═══ INPUT RECORDS ═══
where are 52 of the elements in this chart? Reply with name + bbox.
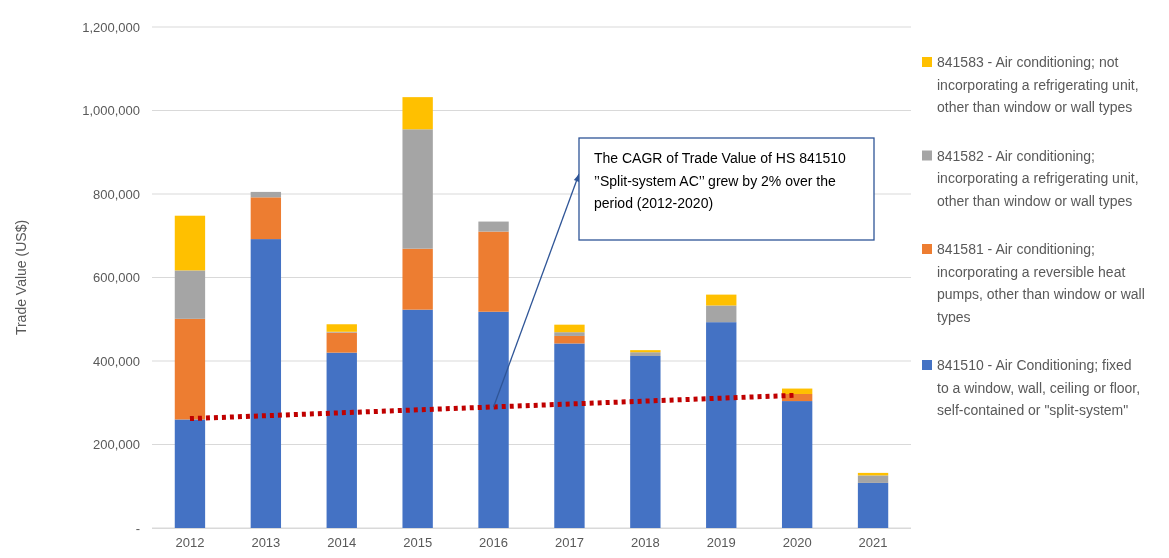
bar xyxy=(554,324,585,333)
y-axis-title: Trade Value (US$) xyxy=(13,219,29,336)
bar xyxy=(402,129,433,249)
bar xyxy=(857,475,889,483)
bar xyxy=(554,335,585,344)
x-tick-label: 2017 xyxy=(554,535,584,551)
bar xyxy=(706,305,737,323)
bar xyxy=(706,322,737,528)
bar xyxy=(781,401,813,528)
x-tick-label: 2013 xyxy=(251,535,281,551)
x-tick-label: 2012 xyxy=(175,535,205,551)
y-tick-label: - xyxy=(135,520,140,536)
legend-label: 841510 - Air Conditioning; fixed to a window, wall, ceiling or floor, self-contained or "split-system" xyxy=(937,357,1141,418)
bar xyxy=(402,97,433,130)
bar xyxy=(326,352,357,528)
legend-label: 841581 - Air conditioning; incorporating a reversible heat pumps, other than window or wall types xyxy=(937,241,1145,325)
callout: The CAGR of Trade Value of HS 841510 ’’Split-system AC’’ grew by 2% over the period (2012-2020) xyxy=(492,137,875,408)
x-tick-label: 2014 xyxy=(327,535,357,551)
bar xyxy=(250,191,282,198)
bar xyxy=(250,197,282,240)
bar xyxy=(174,215,206,271)
x-tick-label: 2020 xyxy=(782,535,812,551)
bar xyxy=(630,355,661,528)
legend-label: 841583 - Air conditioning; not incorporating a refrigerating unit, other than window or wall types xyxy=(937,54,1139,115)
y-tick-label: 1,000,000 xyxy=(82,103,140,119)
x-tick-label: 2015 xyxy=(403,535,433,551)
bar xyxy=(402,248,433,310)
y-tick-label: 600,000 xyxy=(93,270,140,286)
bar xyxy=(554,332,585,336)
bar xyxy=(478,221,509,232)
x-tick-label: 2016 xyxy=(479,535,509,551)
x-tick-label: 2021 xyxy=(858,535,888,551)
bar xyxy=(174,270,206,319)
bar xyxy=(706,294,737,306)
y-tick-label: 200,000 xyxy=(93,437,140,453)
legend-label: 841582 - Air conditioning; incorporating a refrigerating unit, other than window or wall types xyxy=(937,147,1139,209)
x-tick-label: 2018 xyxy=(630,535,660,551)
bar xyxy=(174,318,206,420)
y-tick-label: 400,000 xyxy=(93,353,140,369)
bar xyxy=(554,343,585,528)
y-tick-label: 800,000 xyxy=(93,186,140,202)
bar xyxy=(478,311,509,528)
bar xyxy=(402,309,433,528)
bar xyxy=(326,324,357,332)
bar xyxy=(478,231,509,312)
bar xyxy=(857,482,889,528)
bar xyxy=(250,239,282,528)
y-tick-label: 1,200,000 xyxy=(82,19,140,35)
bar xyxy=(174,419,206,528)
x-tick-label: 2019 xyxy=(706,535,736,551)
annotation: The CAGR of Trade Value of HS 841510 ’’Split-system AC’’ grew by 2% over the period (2012-2020) xyxy=(594,150,847,211)
bar xyxy=(326,332,357,353)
═══
How many lines in the rows above contain the string "over"? Give only the number.

2